>> Begin

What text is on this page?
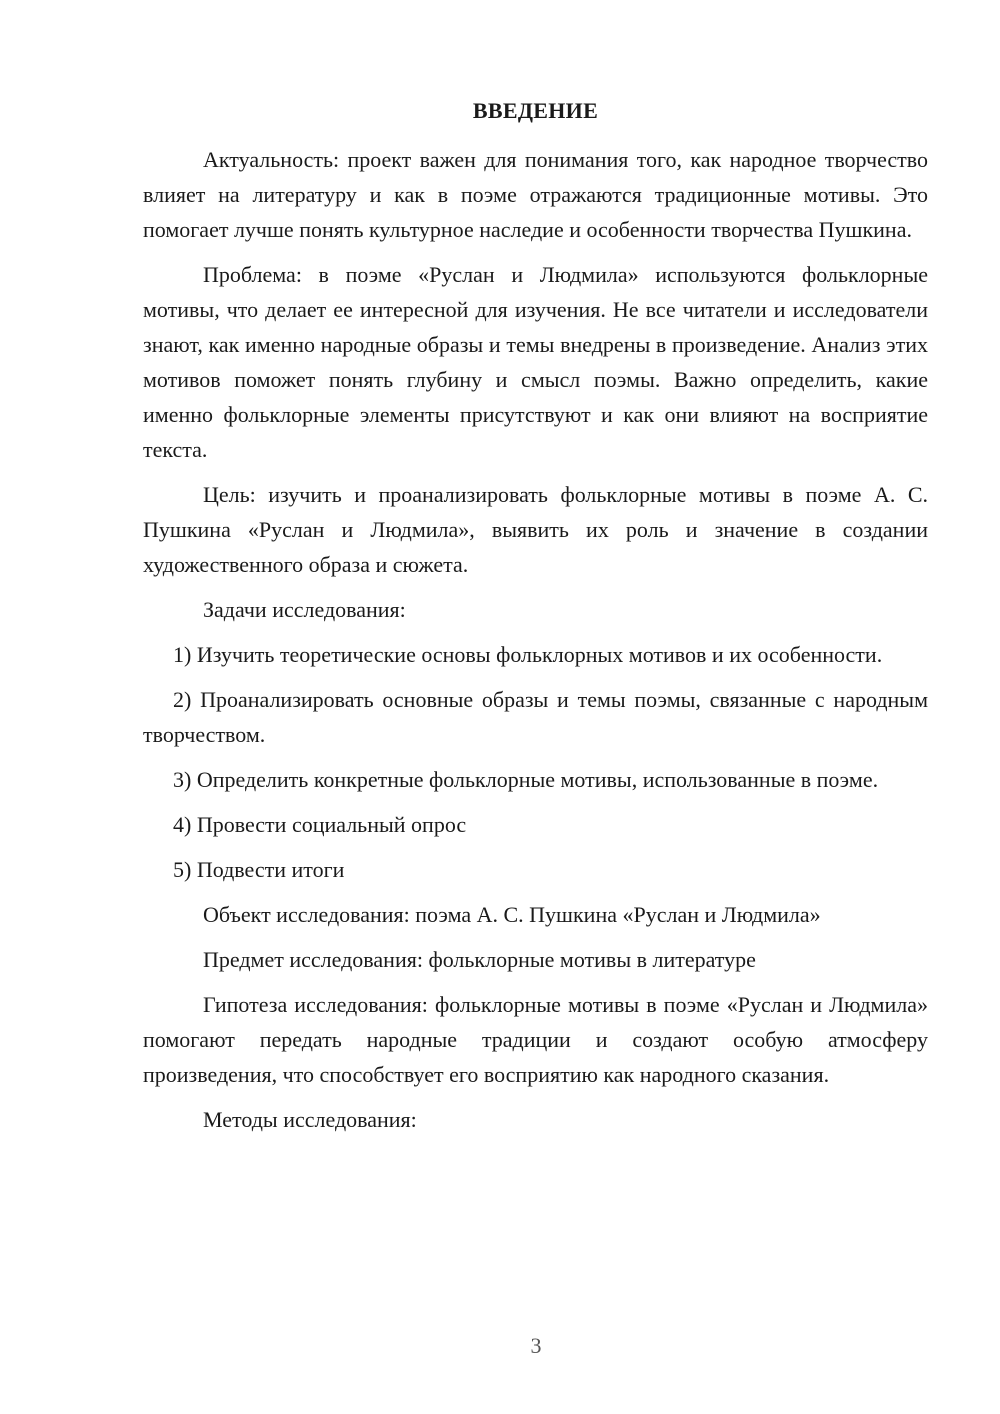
ВВЕДЕНИЕ

Актуальность: проект важен для понимания того, как народное творчество влияет на литературу и как в поэме отражаются традиционные мотивы. Это помогает лучше понять культурное наследие и особенности творчества Пушкина.

Проблема: в поэме «Руслан и Людмила» используются фольклорные мотивы, что делает ее интересной для изучения. Не все читатели и исследователи знают, как именно народные образы и темы внедрены в произведение. Анализ этих мотивов поможет понять глубину и смысл поэмы. Важно определить, какие именно фольклорные элементы присутствуют и как они влияют на восприятие текста.

Цель: изучить и проанализировать фольклорные мотивы в поэме А. С. Пушкина «Руслан и Людмила», выявить их роль и значение в создании художественного образа и сюжета.

Задачи исследования:

1) Изучить теоретические основы фольклорных мотивов и их особенности.

2) Проанализировать основные образы и темы поэмы, связанные с народным творчеством.

3) Определить конкретные фольклорные мотивы, использованные в поэме.

4) Провести социальный опрос

5) Подвести итоги

Объект исследования: поэма А. С. Пушкина «Руслан и Людмила»

Предмет исследования: фольклорные мотивы в литературе

Гипотеза исследования: фольклорные мотивы в поэме «Руслан и Людмила» помогают передать народные традиции и создают особую атмосферу произведения, что способствует его восприятию как народного сказания.

Методы исследования:

3
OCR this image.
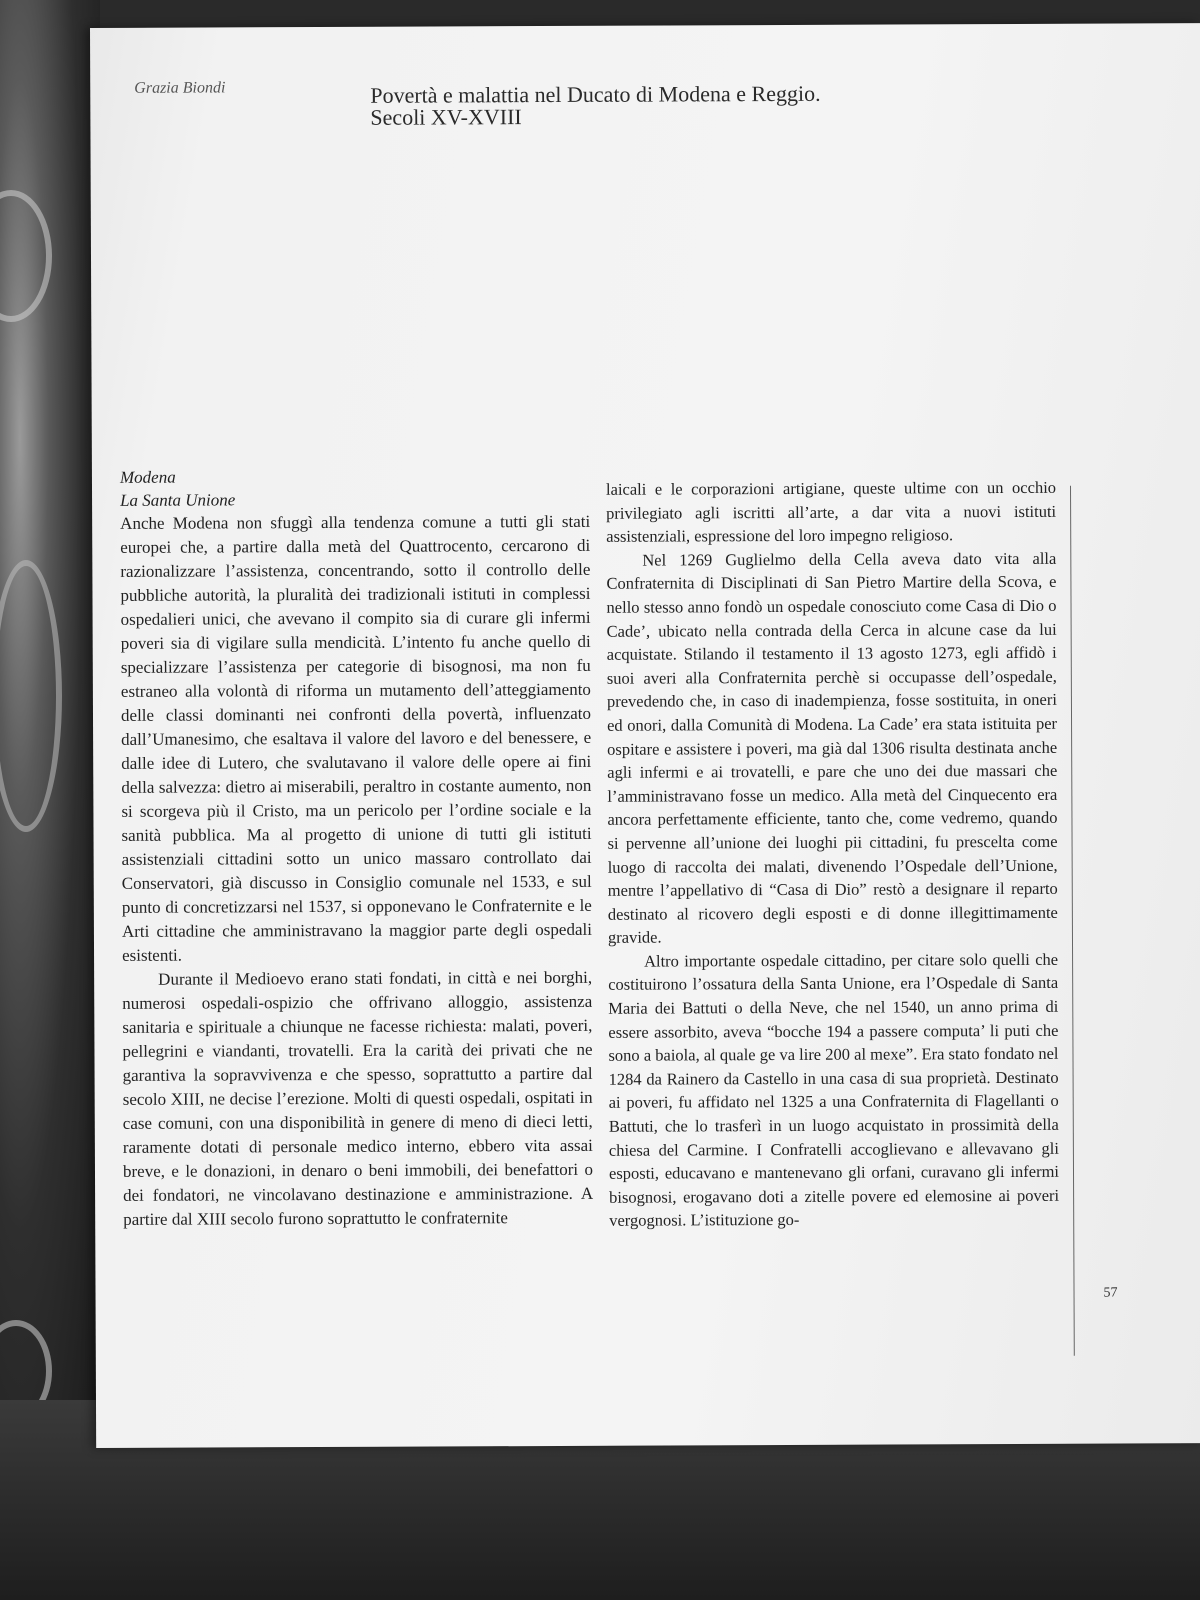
Grazia Biondi	Povertà e malattia nel Ducato di Modena e Reggio.
Secoli XV-XVIII
Modena
La Santa Unione

Anche Modena non sfuggì alla tendenza comune a tutti gli stati europei che, a partire dalla metà del Quattrocento, cercarono di razionalizzare l’assistenza, concentrando, sotto il controllo delle pubbliche autorità, la pluralità dei tradizionali istituti in complessi ospedalieri unici, che avevano il compito sia di curare gli infermi poveri sia di vigilare sulla mendicità. L’intento fu anche quello di specializzare l’assistenza per categorie di bisognosi, ma non fu estraneo alla volontà di riforma un mutamento dell’atteggiamento delle classi dominanti nei confronti della povertà, influenzato dall’Umanesimo, che esaltava il valore del lavoro e del benessere, e dalle idee di Lutero, che svalutavano il valore delle opere ai fini della salvezza: dietro ai miserabili, peraltro in costante aumento, non si scorgeva più il Cristo, ma un pericolo per l’ordine sociale e la sanità pubblica. Ma al progetto di unione di tutti gli istituti assistenziali cittadini sotto un unico massaro controllato dai Conservatori, già discusso in Consiglio comunale nel 1533, e sul punto di concretizzarsi nel 1537, si opponevano le Confraternite e le Arti cittadine che amministravano la maggior parte degli ospedali esistenti.

Durante il Medioevo erano stati fondati, in città e nei borghi, numerosi ospedali-ospizio che offrivano alloggio, assistenza sanitaria e spirituale a chiunque ne facesse richiesta: malati, poveri, pellegrini e viandanti, trovatelli. Era la carità dei privati che ne garantiva la sopravvivenza e che spesso, soprattutto a partire dal secolo XIII, ne decise l’erezione. Molti di questi ospedali, ospitati in case comuni, con una disponibilità in genere di meno di dieci letti, raramente dotati di personale medico interno, ebbero vita assai breve, e le donazioni, in denaro o beni immobili, dei benefattori o dei fondatori, ne vincolavano destinazione e amministrazione. A partire dal XIII secolo furono soprattutto le confraternite

laicali e le corporazioni artigiane, queste ultime con un occhio privilegiato agli iscritti all’arte, a dar vita a nuovi istituti assistenziali, espressione del loro impegno religioso.

Nel 1269 Guglielmo della Cella aveva dato vita alla Confraternita di Disciplinati di San Pietro Martire della Scova, e nello stesso anno fondò un ospedale conosciuto come Casa di Dio o Cade’, ubicato nella contrada della Cerca in alcune case da lui acquistate. Stilando il testamento il 13 agosto 1273, egli affidò i suoi averi alla Confraternita perchè si occupasse dell’ospedale, prevedendo che, in caso di inadempienza, fosse sostituita, in oneri ed onori, dalla Comunità di Modena. La Cade’ era stata istituita per ospitare e assistere i poveri, ma già dal 1306 risulta destinata anche agli infermi e ai trovatelli, e pare che uno dei due massari che l’amministravano fosse un medico. Alla metà del Cinquecento era ancora perfettamente efficiente, tanto che, come vedremo, quando si pervenne all’unione dei luoghi pii cittadini, fu prescelta come luogo di raccolta dei malati, divenendo l’Ospedale dell’Unione, mentre l’appellativo di “Casa di Dio” restò a designare il reparto destinato al ricovero degli esposti e di donne illegittimamente gravide.

Altro importante ospedale cittadino, per citare solo quelli che costituirono l’ossatura della Santa Unione, era l’Ospedale di Santa Maria dei Battuti o della Neve, che nel 1540, un anno prima di essere assorbito, aveva “bocche 194 a passere computa’ li puti che sono a baiola, al quale ge va lire 200 al mexe”. Era stato fondato nel 1284 da Rainero da Castello in una casa di sua proprietà. Destinato ai poveri, fu affidato nel 1325 a una Confraternita di Flagellanti o Battuti, che lo trasferì in un luogo acquistato in prossimità della chiesa del Carmine. I Confratelli accoglievano e allevavano gli esposti, educavano e mantenevano gli orfani, curavano gli infermi bisognosi, erogavano doti a zitelle povere ed elemosine ai poveri vergognosi. L’istituzione go-

57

>> End

# [STATED TASK]
Print all the records again exactly; do not include any picture.

# [WRITTEN SOLUTION]
What text is on this page?
ВВЕДЕНИЕ

Актуальность: проект важен для понимания того, как народное творчество влияет на литературу и как в поэме отражаются традиционные мотивы. Это помогает лучше понять культурное наследие и особенности творчества Пушкина.

Проблема: в поэме «Руслан и Людмила» используются фольклорные мотивы, что делает ее интересной для изучения. Не все читатели и исследователи знают, как именно народные образы и темы внедрены в произведение. Анализ этих мотивов поможет понять глубину и смысл поэмы. Важно определить, какие именно фольклорные элементы присутствуют и как они влияют на восприятие текста.

Цель: изучить и проанализировать фольклорные мотивы в поэме А. С. Пушкина «Руслан и Людмила», выявить их роль и значение в создании художественного образа и сюжета.

Задачи исследования:

1) Изучить теоретические основы фольклорных мотивов и их особенности.

2) Проанализировать основные образы и темы поэмы, связанные с народным творчеством.

3) Определить конкретные фольклорные мотивы, использованные в поэме.

4) Провести социальный опрос

5) Подвести итоги

Объект исследования: поэма А. С. Пушкина «Руслан и Людмила»

Предмет исследования: фольклорные мотивы в литературе

Гипотеза исследования: фольклорные мотивы в поэме «Руслан и Людмила» помогают передать народные традиции и создают особую атмосферу произведения, что способствует его восприятию как народного сказания.

Методы исследования:

3
OCR this image.
Grazia Biondi	Povertà e malattia nel Ducato di Modena e Reggio.
Secoli XV-XVIII
Modena
La Santa Unione

Anche Modena non sfuggì alla tendenza comune a tutti gli stati europei che, a partire dalla metà del Quattrocento, cercarono di razionalizzare l’assistenza, concentrando, sotto il controllo delle pubbliche autorità, la pluralità dei tradizionali istituti in complessi ospedalieri unici, che avevano il compito sia di curare gli infermi poveri sia di vigilare sulla mendicità. L’intento fu anche quello di specializzare l’assistenza per categorie di bisognosi, ma non fu estraneo alla volontà di riforma un mutamento dell’atteggiamento delle classi dominanti nei confronti della povertà, influenzato dall’Umanesimo, che esaltava il valore del lavoro e del benessere, e dalle idee di Lutero, che svalutavano il valore delle opere ai fini della salvezza: dietro ai miserabili, peraltro in costante aumento, non si scorgeva più il Cristo, ma un pericolo per l’ordine sociale e la sanità pubblica. Ma al progetto di unione di tutti gli istituti assistenziali cittadini sotto un unico massaro controllato dai Conservatori, già discusso in Consiglio comunale nel 1533, e sul punto di concretizzarsi nel 1537, si opponevano le Confraternite e le Arti cittadine che amministravano la maggior parte degli ospedali esistenti.

Durante il Medioevo erano stati fondati, in città e nei borghi, numerosi ospedali-ospizio che offrivano alloggio, assistenza sanitaria e spirituale a chiunque ne facesse richiesta: malati, poveri, pellegrini e viandanti, trovatelli. Era la carità dei privati che ne garantiva la sopravvivenza e che spesso, soprattutto a partire dal secolo XIII, ne decise l’erezione. Molti di questi ospedali, ospitati in case comuni, con una disponibilità in genere di meno di dieci letti, raramente dotati di personale medico interno, ebbero vita assai breve, e le donazioni, in denaro o beni immobili, dei benefattori o dei fondatori, ne vincolavano destinazione e amministrazione. A partire dal XIII secolo furono soprattutto le confraternite

laicali e le corporazioni artigiane, queste ultime con un occhio privilegiato agli iscritti all’arte, a dar vita a nuovi istituti assistenziali, espressione del loro impegno religioso.

Nel 1269 Guglielmo della Cella aveva dato vita alla Confraternita di Disciplinati di San Pietro Martire della Scova, e nello stesso anno fondò un ospedale conosciuto come Casa di Dio o Cade’, ubicato nella contrada della Cerca in alcune case da lui acquistate. Stilando il testamento il 13 agosto 1273, egli affidò i suoi averi alla Confraternita perchè si occupasse dell’ospedale, prevedendo che, in caso di inadempienza, fosse sostituita, in oneri ed onori, dalla Comunità di Modena. La Cade’ era stata istituita per ospitare e assistere i poveri, ma già dal 1306 risulta destinata anche agli infermi e ai trovatelli, e pare che uno dei due massari che l’amministravano fosse un medico. Alla metà del Cinquecento era ancora perfettamente efficiente, tanto che, come vedremo, quando si pervenne all’unione dei luoghi pii cittadini, fu prescelta come luogo di raccolta dei malati, divenendo l’Ospedale dell’Unione, mentre l’appellativo di “Casa di Dio” restò a designare il reparto destinato al ricovero degli esposti e di donne illegittimamente gravide.

Altro importante ospedale cittadino, per citare solo quelli che costituirono l’ossatura della Santa Unione, era l’Ospedale di Santa Maria dei Battuti o della Neve, che nel 1540, un anno prima di essere assorbito, aveva “bocche 194 a passere computa’ li puti che sono a baiola, al quale ge va lire 200 al mexe”. Era stato fondato nel 1284 da Rainero da Castello in una casa di sua proprietà. Destinato ai poveri, fu affidato nel 1325 a una Confraternita di Flagellanti o Battuti, che lo trasferì in un luogo acquistato in prossimità della chiesa del Carmine. I Confratelli accoglievano e allevavano gli esposti, educavano e mantenevano gli orfani, curavano gli infermi bisognosi, erogavano doti a zitelle povere ed elemosine ai poveri vergognosi. L’istituzione go-

57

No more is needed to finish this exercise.